---- Source material
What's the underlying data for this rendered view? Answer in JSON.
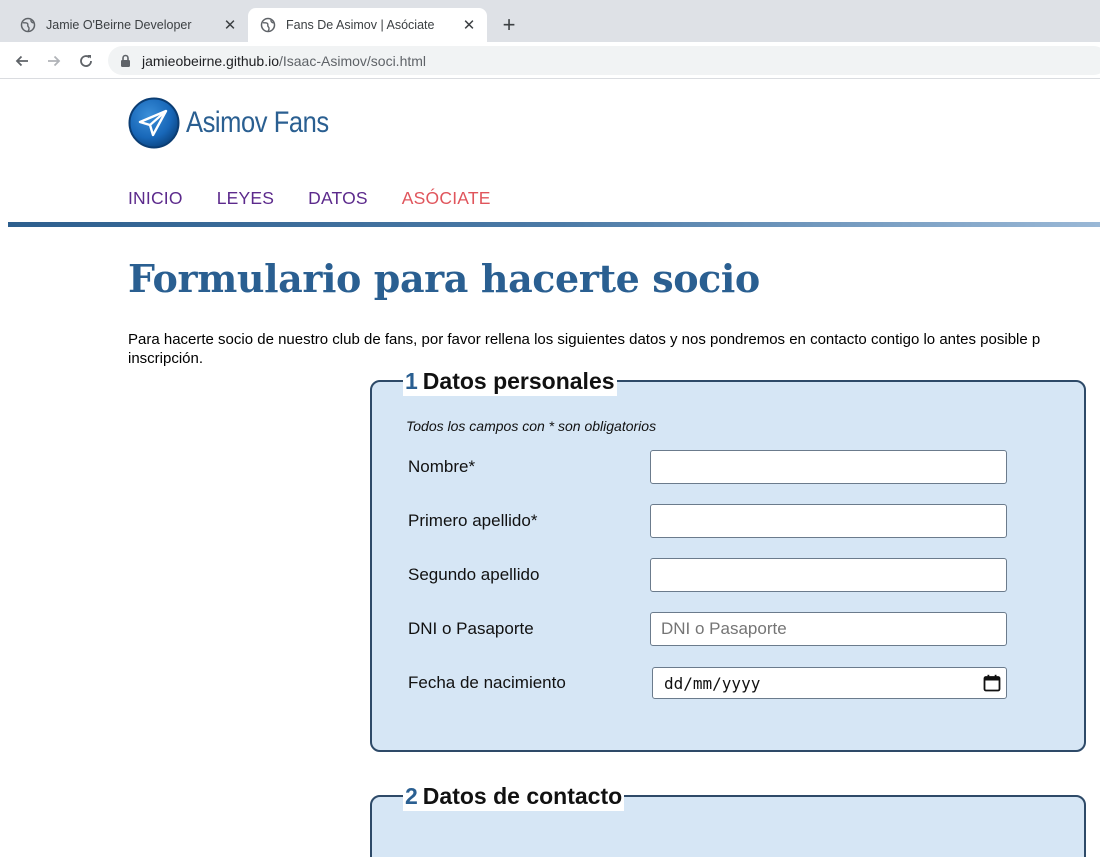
{
  "browser": {
    "tabs": [
      {
        "title": "Jamie O'Beirne Developer",
        "active": false
      },
      {
        "title": "Fans De Asimov | Asóciate",
        "active": true
      }
    ],
    "url_host": "jamieobeirne.github.io",
    "url_path": "/Isaac-Asimov/soci.html"
  },
  "site": {
    "logo_text": "Asimov Fans",
    "brand_color": "#2a5f91",
    "nav": [
      {
        "label": "INICIO",
        "active": false
      },
      {
        "label": "LEYES",
        "active": false
      },
      {
        "label": "DATOS",
        "active": false
      },
      {
        "label": "ASÓCIATE",
        "active": true
      }
    ]
  },
  "main": {
    "title": "Formulario para hacerte socio",
    "intro_line1": "Para hacerte socio de nuestro club de fans, por favor rellena los siguientes datos y nos pondremos en contacto contigo lo antes posible p",
    "intro_line2": "inscripción.",
    "section1": {
      "number": "1",
      "title": "Datos personales",
      "note": "Todos los campos con * son obligatorios",
      "fields": [
        {
          "label": "Nombre*",
          "value": "",
          "placeholder": ""
        },
        {
          "label": "Primero apellido*",
          "value": "",
          "placeholder": ""
        },
        {
          "label": "Segundo apellido",
          "value": "",
          "placeholder": ""
        },
        {
          "label": "DNI o Pasaporte",
          "value": "",
          "placeholder": "DNI o Pasaporte"
        },
        {
          "label": "Fecha de nacimiento",
          "value": "",
          "placeholder": "dd/mm/yyyy"
        }
      ]
    },
    "section2": {
      "number": "2",
      "title": "Datos de contacto"
    }
  }
}
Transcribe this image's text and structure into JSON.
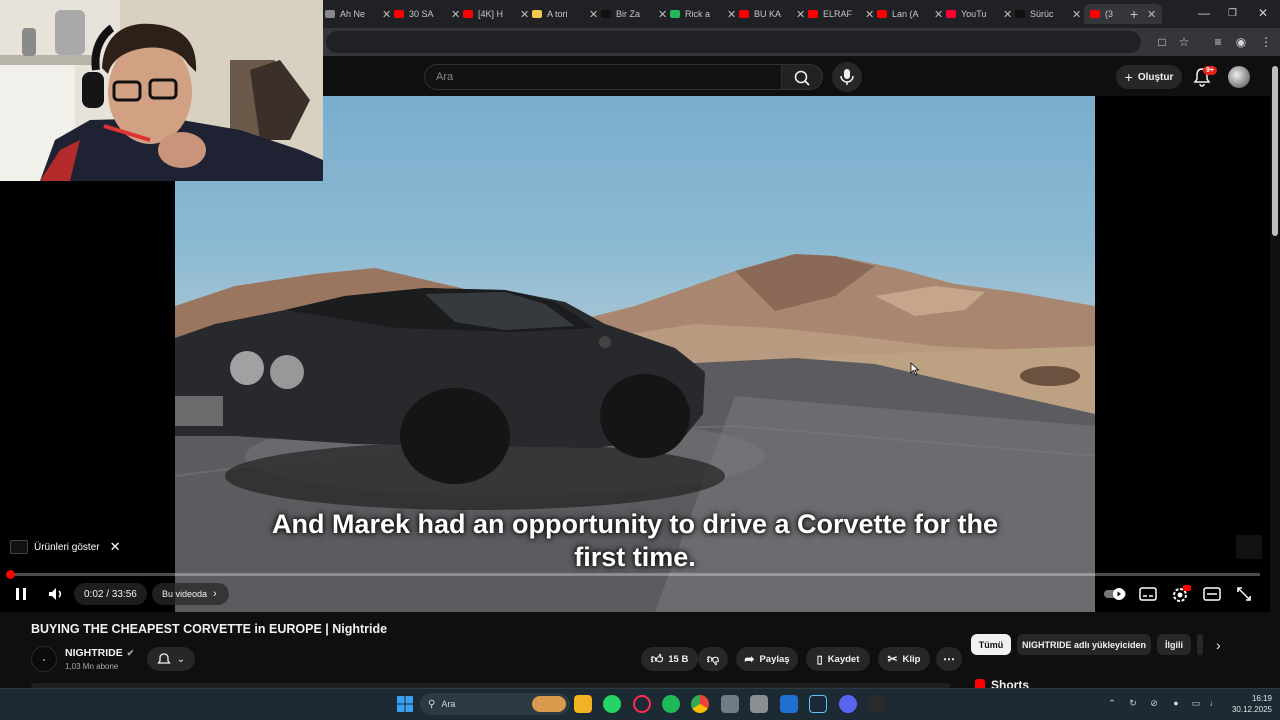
{
  "browser": {
    "tabs": [
      {
        "label": "Ah Ne",
        "color": "#888888"
      },
      {
        "label": "30 SA",
        "color": "#ff0000"
      },
      {
        "label": "[4K] H",
        "color": "#ff0000"
      },
      {
        "label": "A tori",
        "color": "#f2c94c"
      },
      {
        "label": "Bir Za",
        "color": "#111111"
      },
      {
        "label": "Rick a",
        "color": "#1db954"
      },
      {
        "label": "BU KA",
        "color": "#ff0000"
      },
      {
        "label": "ELRAF",
        "color": "#ff0000"
      },
      {
        "label": "Lan (A",
        "color": "#ff0000"
      },
      {
        "label": "YouTu",
        "color": "#ff0033"
      },
      {
        "label": "Sürüc",
        "color": "#111111"
      },
      {
        "label": "(3",
        "color": "#ff0000"
      }
    ],
    "new_tab": "+"
  },
  "masthead": {
    "search_placeholder": "Ara",
    "create_label": "Oluştur",
    "notification_badge": "9+"
  },
  "player": {
    "subtitle_line1": "And Marek had an opportunity to drive a Corvette for the",
    "subtitle_line2": "first time.",
    "products_label": "Ürünleri göster",
    "time": "0:02 / 33:56",
    "chapter_label": "Bu videoda",
    "progress": 0.001
  },
  "video_info": {
    "title": "BUYING THE CHEAPEST CORVETTE in EUROPE | Nightride",
    "channel_name": "NIGHTRIDE",
    "subscribers": "1,03 Mn abone",
    "likes": "15 B",
    "share_label": "Paylaş",
    "save_label": "Kaydet",
    "clip_label": "Klip"
  },
  "chips": [
    "Tümü",
    "NIGHTRIDE adlı yükleyiciden",
    "İlgili"
  ],
  "shorts_label": "Shorts",
  "taskbar": {
    "search_placeholder": "Ara",
    "time": "16:19",
    "date": "30.12.2025"
  }
}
--------
**What to do:** Strip out the pictures and quote the remaining data word for word.

**Worked answer:**
What's the underlying data for this rendered view? Answer in JSON.
{
  "browser": {
    "tabs": [
      {
        "title": "Jamie O'Beirne Developer",
        "active": false
      },
      {
        "title": "Fans De Asimov | Asóciate",
        "active": true
      }
    ],
    "url_host": "jamieobeirne.github.io",
    "url_path": "/Isaac-Asimov/soci.html"
  },
  "site": {
    "logo_text": "Asimov Fans",
    "brand_color": "#2a5f91",
    "nav": [
      {
        "label": "INICIO",
        "active": false
      },
      {
        "label": "LEYES",
        "active": false
      },
      {
        "label": "DATOS",
        "active": false
      },
      {
        "label": "ASÓCIATE",
        "active": true
      }
    ]
  },
  "main": {
    "title": "Formulario para hacerte socio",
    "intro_line1": "Para hacerte socio de nuestro club de fans, por favor rellena los siguientes datos y nos pondremos en contacto contigo lo antes posible p",
    "intro_line2": "inscripción.",
    "section1": {
      "number": "1",
      "title": "Datos personales",
      "note": "Todos los campos con * son obligatorios",
      "fields": [
        {
          "label": "Nombre*",
          "value": "",
          "placeholder": ""
        },
        {
          "label": "Primero apellido*",
          "value": "",
          "placeholder": ""
        },
        {
          "label": "Segundo apellido",
          "value": "",
          "placeholder": ""
        },
        {
          "label": "DNI o Pasaporte",
          "value": "",
          "placeholder": "DNI o Pasaporte"
        },
        {
          "label": "Fecha de nacimiento",
          "value": "",
          "placeholder": "dd/mm/yyyy"
        }
      ]
    },
    "section2": {
      "number": "2",
      "title": "Datos de contacto"
    }
  }
}
Transcribe this image's text and structure into JSON.
{
  "browser": {
    "tabs": [
      {
        "label": "Ah Ne",
        "color": "#888888"
      },
      {
        "label": "30 SA",
        "color": "#ff0000"
      },
      {
        "label": "[4K] H",
        "color": "#ff0000"
      },
      {
        "label": "A tori",
        "color": "#f2c94c"
      },
      {
        "label": "Bir Za",
        "color": "#111111"
      },
      {
        "label": "Rick a",
        "color": "#1db954"
      },
      {
        "label": "BU KA",
        "color": "#ff0000"
      },
      {
        "label": "ELRAF",
        "color": "#ff0000"
      },
      {
        "label": "Lan (A",
        "color": "#ff0000"
      },
      {
        "label": "YouTu",
        "color": "#ff0033"
      },
      {
        "label": "Sürüc",
        "color": "#111111"
      },
      {
        "label": "(3",
        "color": "#ff0000"
      }
    ],
    "new_tab": "+"
  },
  "masthead": {
    "search_placeholder": "Ara",
    "create_label": "Oluştur",
    "notification_badge": "9+"
  },
  "player": {
    "subtitle_line1": "And Marek had an opportunity to drive a Corvette for the",
    "subtitle_line2": "first time.",
    "products_label": "Ürünleri göster",
    "time": "0:02 / 33:56",
    "chapter_label": "Bu videoda",
    "progress": 0.001
  },
  "video_info": {
    "title": "BUYING THE CHEAPEST CORVETTE in EUROPE | Nightride",
    "channel_name": "NIGHTRIDE",
    "subscribers": "1,03 Mn abone",
    "likes": "15 B",
    "share_label": "Paylaş",
    "save_label": "Kaydet",
    "clip_label": "Klip"
  },
  "chips": [
    "Tümü",
    "NIGHTRIDE adlı yükleyiciden",
    "İlgili"
  ],
  "shorts_label": "Shorts",
  "taskbar": {
    "search_placeholder": "Ara",
    "time": "16:19",
    "date": "30.12.2025"
  }
}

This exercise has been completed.